● Given instruction: Tally the lines with the word "붙여넣기" and report the number alone.
╔══
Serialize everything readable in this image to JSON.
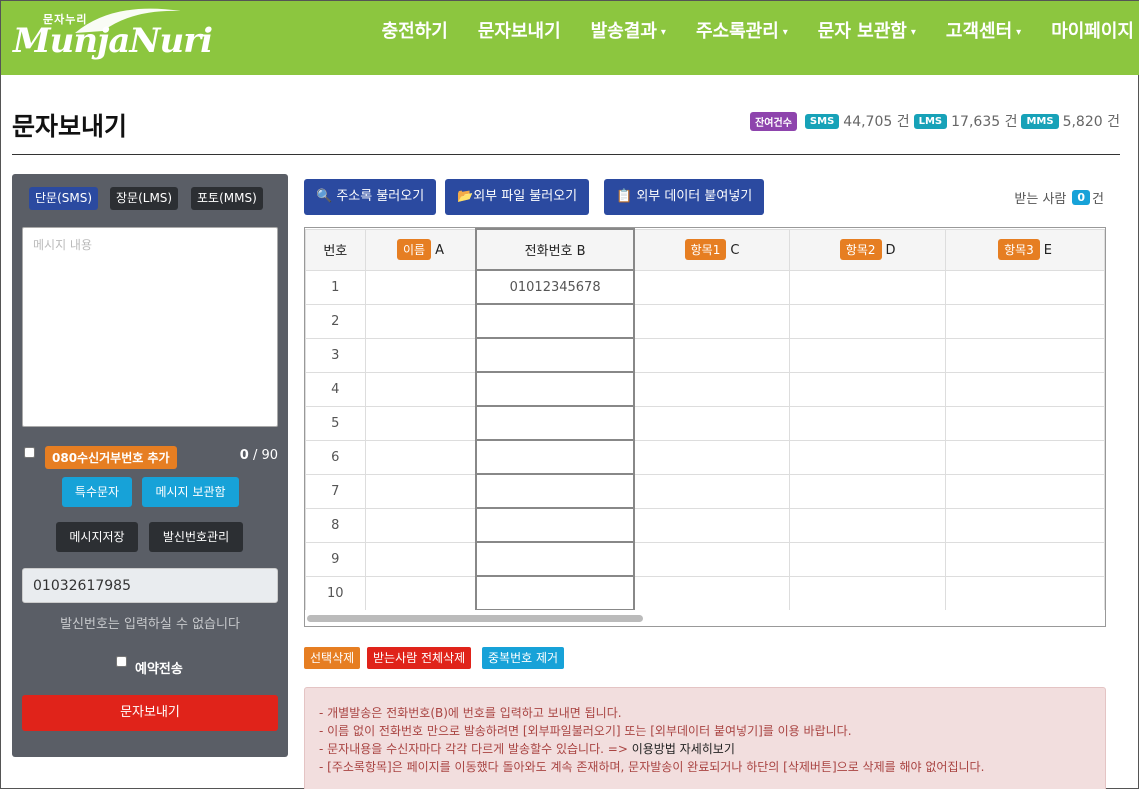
{
  "brand": {
    "logo_small": "문자누리",
    "logo_main": "MunjaNuri"
  },
  "nav": [
    {
      "label": "충전하기",
      "caret": false
    },
    {
      "label": "문자보내기",
      "caret": false
    },
    {
      "label": "발송결과",
      "caret": true
    },
    {
      "label": "주소록관리",
      "caret": true
    },
    {
      "label": "문자 보관함",
      "caret": true
    },
    {
      "label": "고객센터",
      "caret": true
    },
    {
      "label": "마이페이지",
      "caret": false
    }
  ],
  "page": {
    "title": "문자보내기"
  },
  "balance": {
    "remaining_label": "잔여건수",
    "sms_label": "SMS",
    "sms_value": "44,705 건",
    "lms_label": "LMS",
    "lms_value": "17,635 건",
    "mms_label": "MMS",
    "mms_value": "5,820 건"
  },
  "left": {
    "types": [
      "단문(SMS)",
      "장문(LMS)",
      "포토(MMS)"
    ],
    "message_placeholder": "메시지 내용",
    "optout_label": "080수신거부번호 추가",
    "char_count": "0",
    "char_max": " / 90",
    "special_btn": "특수문자",
    "storage_btn": "메시지 보관함",
    "save_btn": "메시지저장",
    "sender_mgmt_btn": "발신번호관리",
    "sender_number": "01032617985",
    "sender_note": "발신번호는 입력하실 수 없습니다",
    "reserve_label": "예약전송",
    "send_btn": "문자보내기"
  },
  "toolbar": {
    "address_btn": "주소록 불러오기",
    "file_btn": "외부 파일 불러오기",
    "paste_btn": "외부 데이터 붙여넣기",
    "recv_label": "받는 사람",
    "recv_count": "0",
    "recv_unit": "건"
  },
  "grid": {
    "headers": [
      {
        "tag": "",
        "text": "번호"
      },
      {
        "tag": "이름",
        "text": "A"
      },
      {
        "tag": "",
        "text": "전화번호 B"
      },
      {
        "tag": "항목1",
        "text": "C"
      },
      {
        "tag": "항목2",
        "text": "D"
      },
      {
        "tag": "항목3",
        "text": "E"
      }
    ],
    "rows": [
      {
        "num": "1",
        "phone": "01012345678"
      },
      {
        "num": "2",
        "phone": ""
      },
      {
        "num": "3",
        "phone": ""
      },
      {
        "num": "4",
        "phone": ""
      },
      {
        "num": "5",
        "phone": ""
      },
      {
        "num": "6",
        "phone": ""
      },
      {
        "num": "7",
        "phone": ""
      },
      {
        "num": "8",
        "phone": ""
      },
      {
        "num": "9",
        "phone": ""
      },
      {
        "num": "10",
        "phone": ""
      }
    ]
  },
  "actions": {
    "delete_selected": "선택삭제",
    "delete_all": "받는사람 전체삭제",
    "dedupe": "중복번호 제거"
  },
  "notice": [
    "- 개별발송은 전화번호(B)에 번호를 입력하고 보내면 됩니다.",
    "- 이름 없이 전화번호 만으로 발송하려면 [외부파일불러오기] 또는 [외부데이터 붙여넣기]를 이용 바랍니다.",
    "- 문자내용을 수신자마다 각각 다르게 발송할수 있습니다. => ",
    "- [주소록항목]은 페이지를 이동했다 돌아와도 계속 존재하며, 문자발송이 완료되거나 하단의 [삭제버튼]으로 삭제를 해야 없어집니다."
  ],
  "notice_link": "이용방법 자세히보기"
}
╚══
● Reply to the exercise: 2